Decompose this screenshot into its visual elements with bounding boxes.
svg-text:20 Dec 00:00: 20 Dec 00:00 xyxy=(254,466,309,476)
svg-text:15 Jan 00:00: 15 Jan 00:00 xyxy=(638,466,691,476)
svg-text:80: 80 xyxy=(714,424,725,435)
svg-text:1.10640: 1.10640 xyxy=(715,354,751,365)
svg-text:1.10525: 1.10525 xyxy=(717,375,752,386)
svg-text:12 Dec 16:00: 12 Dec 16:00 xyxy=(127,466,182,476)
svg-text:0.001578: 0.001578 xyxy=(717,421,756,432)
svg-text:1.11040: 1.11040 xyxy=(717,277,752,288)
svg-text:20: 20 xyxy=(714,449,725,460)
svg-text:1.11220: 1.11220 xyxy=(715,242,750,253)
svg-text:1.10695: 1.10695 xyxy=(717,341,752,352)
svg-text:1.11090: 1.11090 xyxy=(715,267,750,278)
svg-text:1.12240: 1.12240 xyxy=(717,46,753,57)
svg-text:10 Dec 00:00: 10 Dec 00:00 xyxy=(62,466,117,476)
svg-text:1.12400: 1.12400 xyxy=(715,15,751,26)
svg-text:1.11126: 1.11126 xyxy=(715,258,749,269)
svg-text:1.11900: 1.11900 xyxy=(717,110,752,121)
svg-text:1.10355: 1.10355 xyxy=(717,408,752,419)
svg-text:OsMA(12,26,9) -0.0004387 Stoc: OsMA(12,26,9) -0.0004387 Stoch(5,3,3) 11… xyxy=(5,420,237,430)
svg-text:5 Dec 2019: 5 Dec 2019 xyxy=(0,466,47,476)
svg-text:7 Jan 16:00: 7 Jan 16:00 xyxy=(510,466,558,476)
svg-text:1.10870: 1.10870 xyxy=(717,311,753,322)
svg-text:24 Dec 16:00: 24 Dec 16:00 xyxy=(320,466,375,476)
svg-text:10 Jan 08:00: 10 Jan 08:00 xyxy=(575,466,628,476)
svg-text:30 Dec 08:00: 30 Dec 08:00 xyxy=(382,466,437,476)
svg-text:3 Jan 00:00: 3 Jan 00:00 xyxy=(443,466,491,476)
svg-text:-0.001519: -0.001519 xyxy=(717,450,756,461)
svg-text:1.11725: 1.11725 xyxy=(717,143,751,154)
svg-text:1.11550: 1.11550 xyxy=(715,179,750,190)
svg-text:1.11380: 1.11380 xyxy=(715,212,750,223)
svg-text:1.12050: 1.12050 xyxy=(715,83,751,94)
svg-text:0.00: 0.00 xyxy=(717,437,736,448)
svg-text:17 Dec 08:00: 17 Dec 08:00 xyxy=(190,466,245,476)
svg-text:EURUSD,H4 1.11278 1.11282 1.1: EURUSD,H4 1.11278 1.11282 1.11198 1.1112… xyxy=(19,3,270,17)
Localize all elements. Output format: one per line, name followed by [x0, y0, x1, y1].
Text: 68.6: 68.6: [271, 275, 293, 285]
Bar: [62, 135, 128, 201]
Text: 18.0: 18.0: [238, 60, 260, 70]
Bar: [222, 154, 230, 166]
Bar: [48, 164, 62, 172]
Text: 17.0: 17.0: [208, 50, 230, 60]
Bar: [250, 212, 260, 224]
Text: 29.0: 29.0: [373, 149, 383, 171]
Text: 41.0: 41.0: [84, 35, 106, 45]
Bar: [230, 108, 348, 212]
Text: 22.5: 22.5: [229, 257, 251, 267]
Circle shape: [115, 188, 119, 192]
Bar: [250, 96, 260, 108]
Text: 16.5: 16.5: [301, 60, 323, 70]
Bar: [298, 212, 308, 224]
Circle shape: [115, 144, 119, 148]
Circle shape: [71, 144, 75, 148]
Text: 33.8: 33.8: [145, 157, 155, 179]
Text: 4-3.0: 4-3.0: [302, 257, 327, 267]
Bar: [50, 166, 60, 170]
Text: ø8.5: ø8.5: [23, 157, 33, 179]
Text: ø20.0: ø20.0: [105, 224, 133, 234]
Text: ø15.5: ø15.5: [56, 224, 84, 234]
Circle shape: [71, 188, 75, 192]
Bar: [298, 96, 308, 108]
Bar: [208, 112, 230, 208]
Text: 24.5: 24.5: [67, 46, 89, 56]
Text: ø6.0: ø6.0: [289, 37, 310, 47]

*WHAT YOU WILL DO*
Repeat the rows above word for word, from the very first one through the one that contains "svg-text:0.00: 0.00 xyxy=(717,437,736,448)", with both ends included.

*RESULT*
Decompose this screenshot into its visual elements with bounding boxes.
svg-text:20 Dec 00:00: 20 Dec 00:00 xyxy=(254,466,309,476)
svg-text:15 Jan 00:00: 15 Jan 00:00 xyxy=(638,466,691,476)
svg-text:80: 80 xyxy=(714,424,725,435)
svg-text:1.10640: 1.10640 xyxy=(715,354,751,365)
svg-text:1.10525: 1.10525 xyxy=(717,375,752,386)
svg-text:12 Dec 16:00: 12 Dec 16:00 xyxy=(127,466,182,476)
svg-text:0.001578: 0.001578 xyxy=(717,421,756,432)
svg-text:1.11040: 1.11040 xyxy=(717,277,752,288)
svg-text:20: 20 xyxy=(714,449,725,460)
svg-text:1.11220: 1.11220 xyxy=(715,242,750,253)
svg-text:1.10695: 1.10695 xyxy=(717,341,752,352)
svg-text:1.11090: 1.11090 xyxy=(715,267,750,278)
svg-text:1.12240: 1.12240 xyxy=(717,46,753,57)
svg-text:10 Dec 00:00: 10 Dec 00:00 xyxy=(62,466,117,476)
svg-text:1.12400: 1.12400 xyxy=(715,15,751,26)
svg-text:1.11126: 1.11126 xyxy=(715,258,749,269)
svg-text:1.11900: 1.11900 xyxy=(717,110,752,121)
svg-text:1.10355: 1.10355 xyxy=(717,408,752,419)
svg-text:OsMA(12,26,9) -0.0004387 Stoc: OsMA(12,26,9) -0.0004387 Stoch(5,3,3) 11… xyxy=(5,420,237,430)
svg-text:5 Dec 2019: 5 Dec 2019 xyxy=(0,466,47,476)
svg-text:7 Jan 16:00: 7 Jan 16:00 xyxy=(510,466,558,476)
svg-text:1.10870: 1.10870 xyxy=(717,311,753,322)
svg-text:24 Dec 16:00: 24 Dec 16:00 xyxy=(320,466,375,476)
svg-text:10 Jan 08:00: 10 Jan 08:00 xyxy=(575,466,628,476)
svg-text:30 Dec 08:00: 30 Dec 08:00 xyxy=(382,466,437,476)
svg-text:3 Jan 00:00: 3 Jan 00:00 xyxy=(443,466,491,476)
svg-text:-0.001519: -0.001519 xyxy=(717,450,756,461)
svg-text:1.11725: 1.11725 xyxy=(717,143,751,154)
svg-text:1.11550: 1.11550 xyxy=(715,179,750,190)
svg-text:1.11380: 1.11380 xyxy=(715,212,750,223)
svg-text:1.12050: 1.12050 xyxy=(715,83,751,94)
svg-text:0.00: 0.00 xyxy=(717,437,736,448)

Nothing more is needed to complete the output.